Records from a dataset:
################
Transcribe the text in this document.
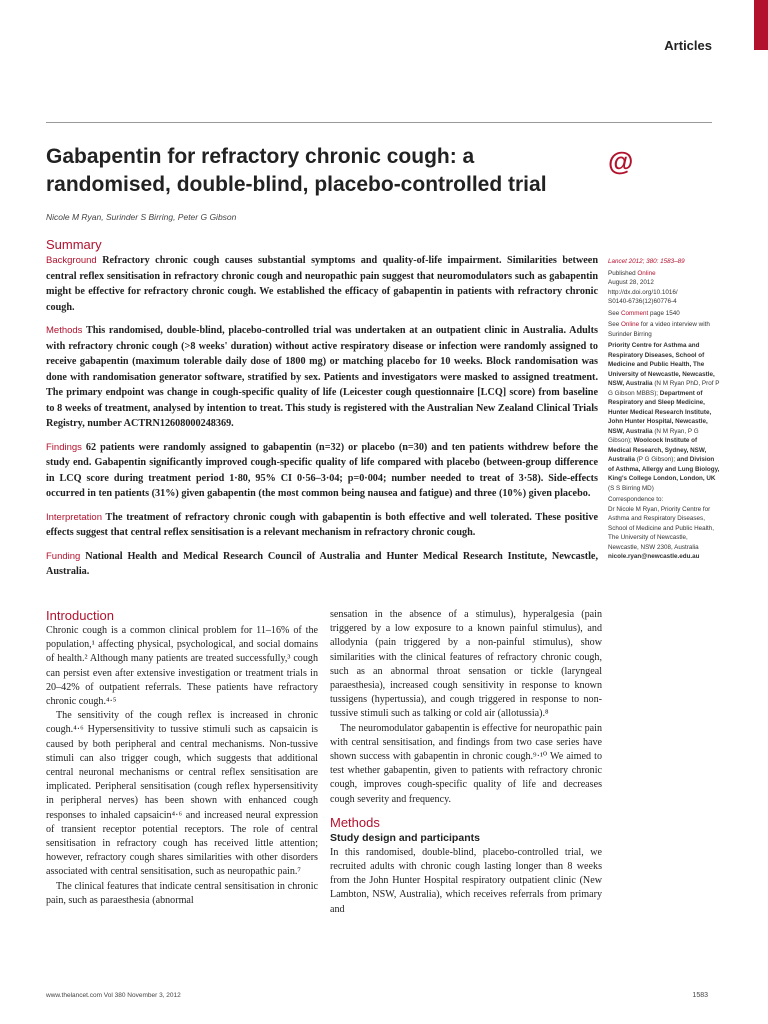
Articles
Gabapentin for refractory chronic cough: a randomised, double-blind, placebo-controlled trial
@
Nicole M Ryan, Surinder S Birring, Peter G Gibson
Summary

Background Refractory chronic cough causes substantial symptoms and quality-of-life impairment. Similarities between central reflex sensitisation in refractory chronic cough and neuropathic pain suggest that neuromodulators such as gabapentin might be effective for refractory chronic cough. We established the efficacy of gabapentin in patients with refractory chronic cough.

Methods This randomised, double-blind, placebo-controlled trial was undertaken at an outpatient clinic in Australia. Adults with refractory chronic cough (>8 weeks' duration) without active respiratory disease or infection were randomly assigned to receive gabapentin (maximum tolerable daily dose of 1800 mg) or matching placebo for 10 weeks. Block randomisation was done with randomisation generator software, stratified by sex. Patients and investigators were masked to assigned treatment. The primary endpoint was change in cough-specific quality of life (Leicester cough questionnaire [LCQ] score) from baseline to 8 weeks of treatment, analysed by intention to treat. This study is registered with the Australian New Zealand Clinical Trials Registry, number ACTRN12608000248369.

Findings 62 patients were randomly assigned to gabapentin (n=32) or placebo (n=30) and ten patients withdrew before the study end. Gabapentin significantly improved cough-specific quality of life compared with placebo (between-group difference in LCQ score during treatment period 1·80, 95% CI 0·56–3·04; p=0·004; number needed to treat of 3·58). Side-effects occurred in ten patients (31%) given gabapentin (the most common being nausea and fatigue) and three (10%) given placebo.

Interpretation The treatment of refractory chronic cough with gabapentin is both effective and well tolerated. These positive effects suggest that central reflex sensitisation is a relevant mechanism in refractory chronic cough.

Funding National Health and Medical Research Council of Australia and Hunter Medical Research Institute, Newcastle, Australia.

Lancet 2012; 380: 1583–89
Published Online
August 28, 2012
http://dx.doi.org/10.1016/
S0140-6736(12)60776-4
See Comment page 1540
See Online for a video interview with Surinder Birring
Priority Centre for Asthma and Respiratory Diseases, School of Medicine and Public Health, The University of Newcastle, Newcastle, NSW, Australia (N M Ryan PhD, Prof P G Gibson MBBS); Department of Respiratory and Sleep Medicine, Hunter Medical Research Institute, John Hunter Hospital, Newcastle, NSW, Australia (N M Ryan, P G Gibson); Woolcock Institute of Medical Research, Sydney, NSW, Australia (P G Gibson); and Division of Asthma, Allergy and Lung Biology, King's College London, London, UK (S S Birring MD)
Correspondence to:
Dr Nicole M Ryan, Priority Centre for Asthma and Respiratory Diseases, School of Medicine and Public Health, The University of Newcastle, Newcastle, NSW 2308, Australia
nicole.ryan@newcastle.edu.au
Introduction

Chronic cough is a common clinical problem for 11–16% of the population,¹ affecting physical, psychological, and social domains of health.² Although many patients are treated successfully,³ cough can persist even after extensive investigation or treatment trials in 20–42% of outpatient referrals. These patients have refractory chronic cough.⁴·⁵

The sensitivity of the cough reflex is increased in chronic cough.⁴·⁶ Hypersensitivity to tussive stimuli such as capsaicin is caused by both peripheral and central mechanisms. Non-tussive stimuli can also trigger cough, which suggests that additional central neuronal mechanisms or central reflex sensitisation are implicated. Peripheral sensitisation (cough reflex hypersensitivity in peripheral nerves) has been shown with enhanced cough responses to inhaled capsaicin⁴·⁶ and increased neural expression of transient receptor potential receptors. The role of central sensitisation in refractory cough has received little attention; however, refractory cough shares similarities with other disorders associated with central sensitisation, such as neuropathic pain.⁷

The clinical features that indicate central sensitisation in chronic pain, such as paraesthesia (abnormal

sensation in the absence of a stimulus), hyperalgesia (pain triggered by a low exposure to a known painful stimulus), and allodynia (pain triggered by a non-painful stimulus), show similarities with the clinical features of refractory chronic cough, such as an abnormal throat sensation or tickle (laryngeal paraesthesia), increased cough sensitivity in response to known tussigens (hypertussia), and cough triggered in response to non-tussive stimuli such as talking or cold air (allotussia).⁸

The neuromodulator gabapentin is effective for neuropathic pain with central sensitisation, and findings from two case series have shown success with gabapentin in chronic cough.⁹·¹⁰ We aimed to test whether gabapentin, given to patients with refractory chronic cough, improves cough-specific quality of life and decreases cough severity and frequency.

Methods
Study design and participants

In this randomised, double-blind, placebo-controlled trial, we recruited adults with chronic cough lasting longer than 8 weeks from the John Hunter Hospital respiratory outpatient clinic (New Lambton, NSW, Australia), which receives referrals from primary and

www.thelancet.com Vol 380 November 3, 2012	1583
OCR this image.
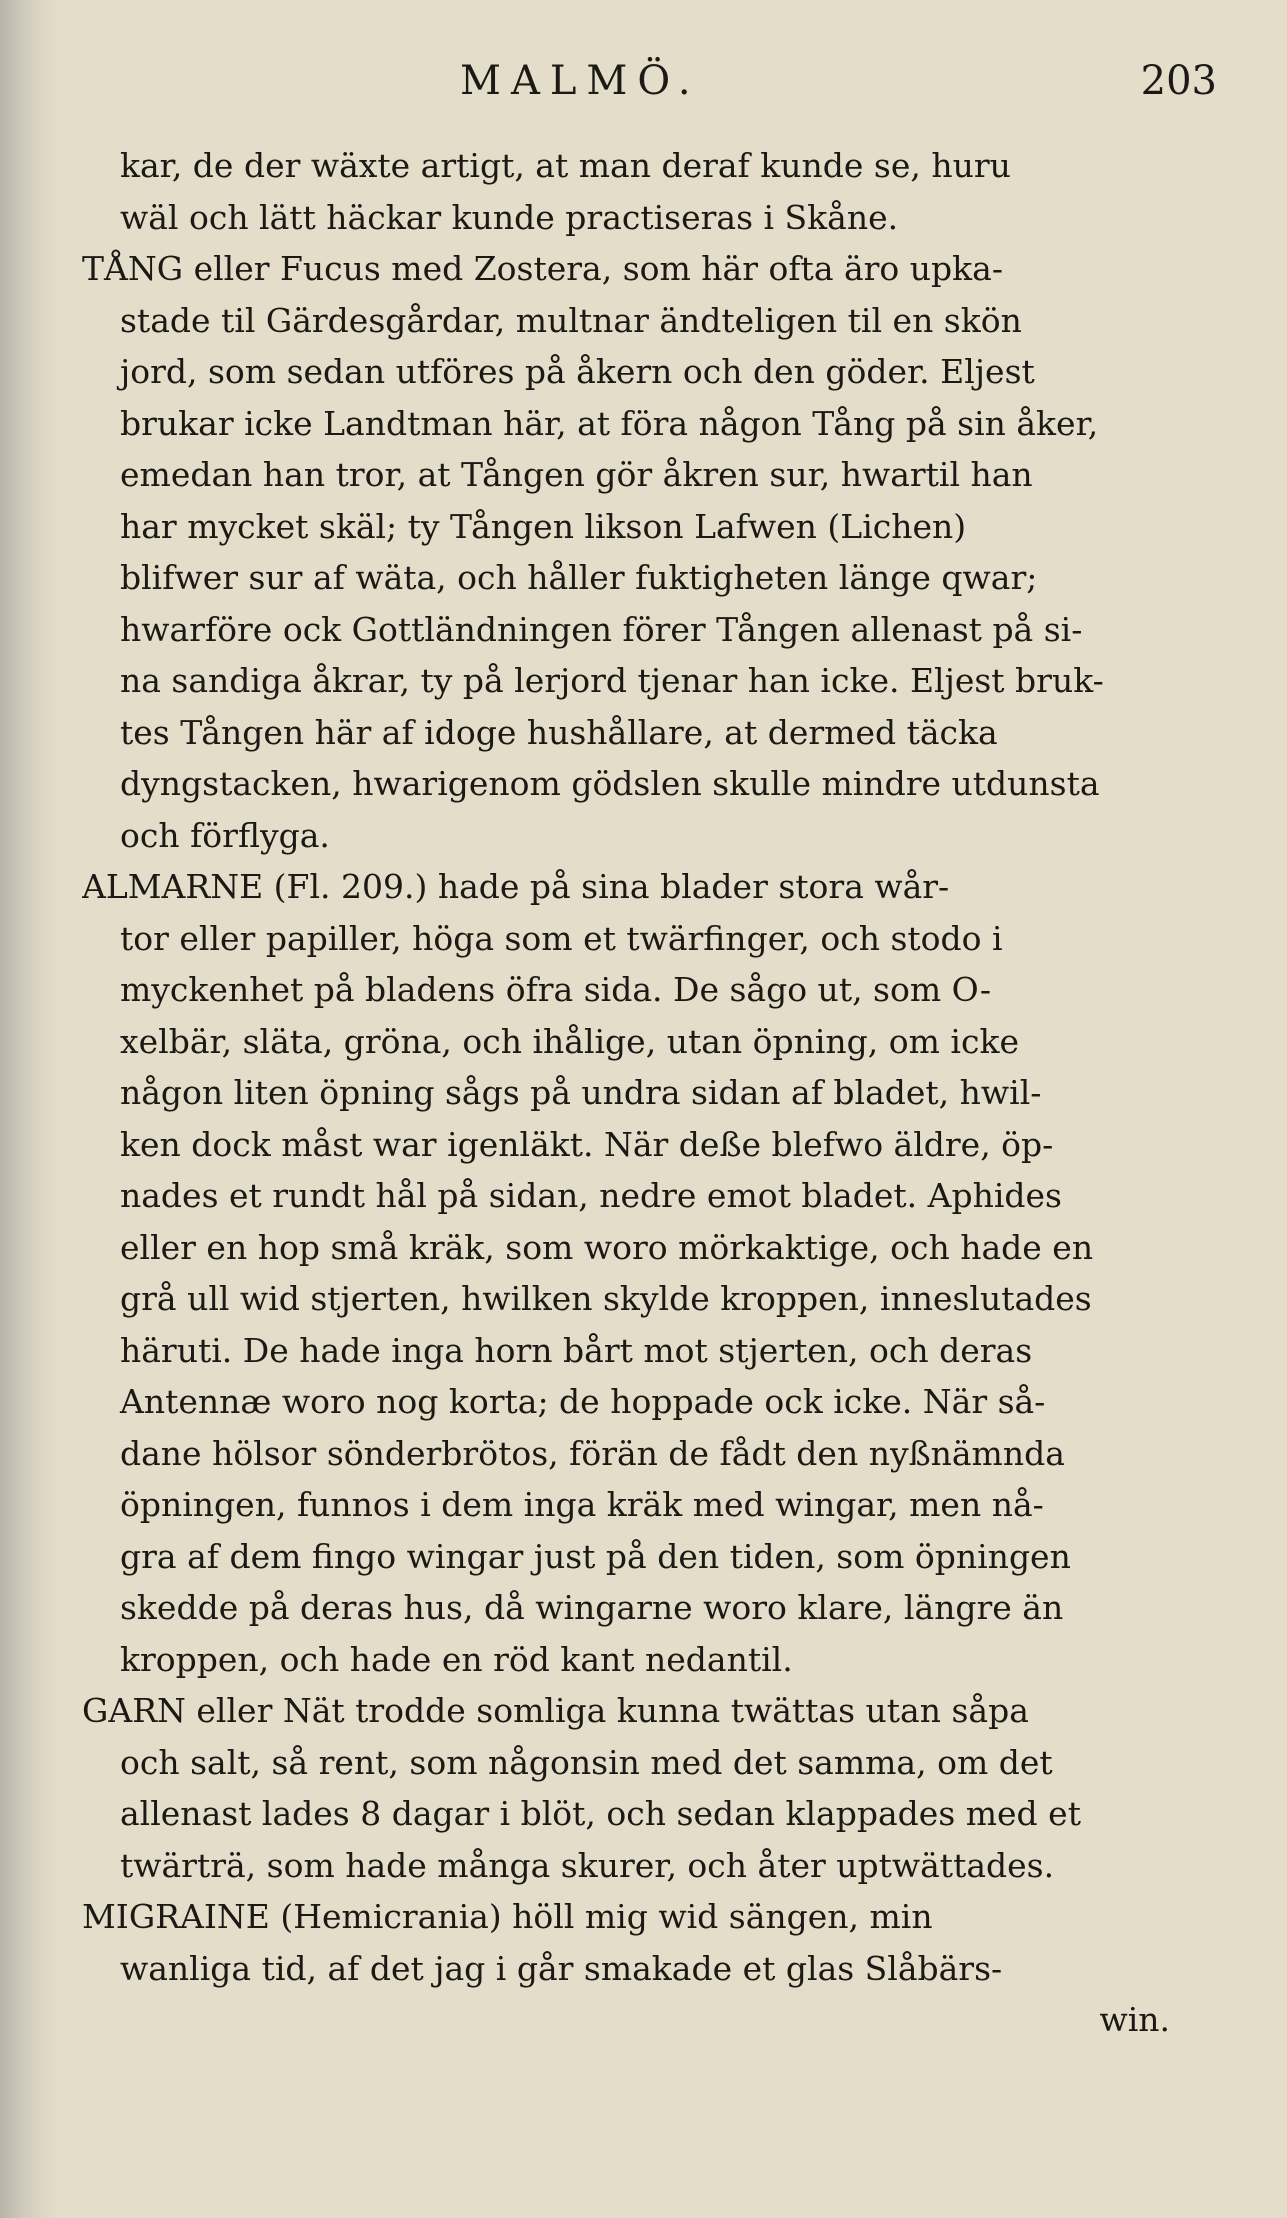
MALMÖ.	203
kar, de der wäxte artigt, at man deraf kunde se, huru
wäl och lätt häckar kunde practiseras i Skåne.
TÅNG eller Fucus med Zostera, som här ofta äro upka-
stade til Gärdesgårdar, multnar ändteligen til en skön
jord, som sedan utföres på åkern och den göder. Eljest
brukar icke Landtman här, at föra någon Tång på sin åker,
emedan han tror, at Tången gör åkren sur, hwartil han
har mycket skäl; ty Tången likson Lafwen (Lichen)
blifwer sur af wäta, och håller fuktigheten länge qwar;
hwarföre ock Gottländningen förer Tången allenast på si-
na sandiga åkrar, ty på lerjord tjenar han icke. Eljest bruk-
tes Tången här af idoge hushållare, at dermed täcka
dyngstacken, hwarigenom gödslen skulle mindre utdunsta
och förflyga.
ALMARNE (Fl. 209.) hade på sina blader stora wår-
tor eller papiller, höga som et twärfinger, och stodo i
myckenhet på bladens öfra sida. De sågo ut, som O-
xelbär, släta, gröna, och ihålige, utan öpning, om icke
någon liten öpning sågs på undra sidan af bladet, hwil-
ken dock måst war igenläkt. När deße blefwo äldre, öp-
nades et rundt hål på sidan, nedre emot bladet. Aphides
eller en hop små kräk, som woro mörkaktige, och hade en
grå ull wid stjerten, hwilken skylde kroppen, inneslutades
häruti. De hade inga horn bårt mot stjerten, och deras
Antennæ woro nog korta; de hoppade ock icke. När så-
dane hölsor sönderbrötos, förän de fådt den nyßnämnda
öpningen, funnos i dem inga kräk med wingar, men nå-
gra af dem fingo wingar just på den tiden, som öpningen
skedde på deras hus, då wingarne woro klare, längre än
kroppen, och hade en röd kant nedantil.
GARN eller Nät trodde somliga kunna twättas utan såpa
och salt, så rent, som någonsin med det samma, om det
allenast lades 8 dagar i blöt, och sedan klappades med et
twärträ, som hade många skurer, och åter uptwättades.
MIGRAINE (Hemicrania) höll mig wid sängen, min
wanliga tid, af det jag i går smakade et glas Slåbärs-
win.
################
■ **ACTIVITY**
"kroppen" is the string to look for; please copy every line of the records above where it appears.

■ **WRITTEN REPLY**
grå ull wid stjerten, hwilken skylde kroppen, inneslutades
kroppen, och hade en röd kant nedantil.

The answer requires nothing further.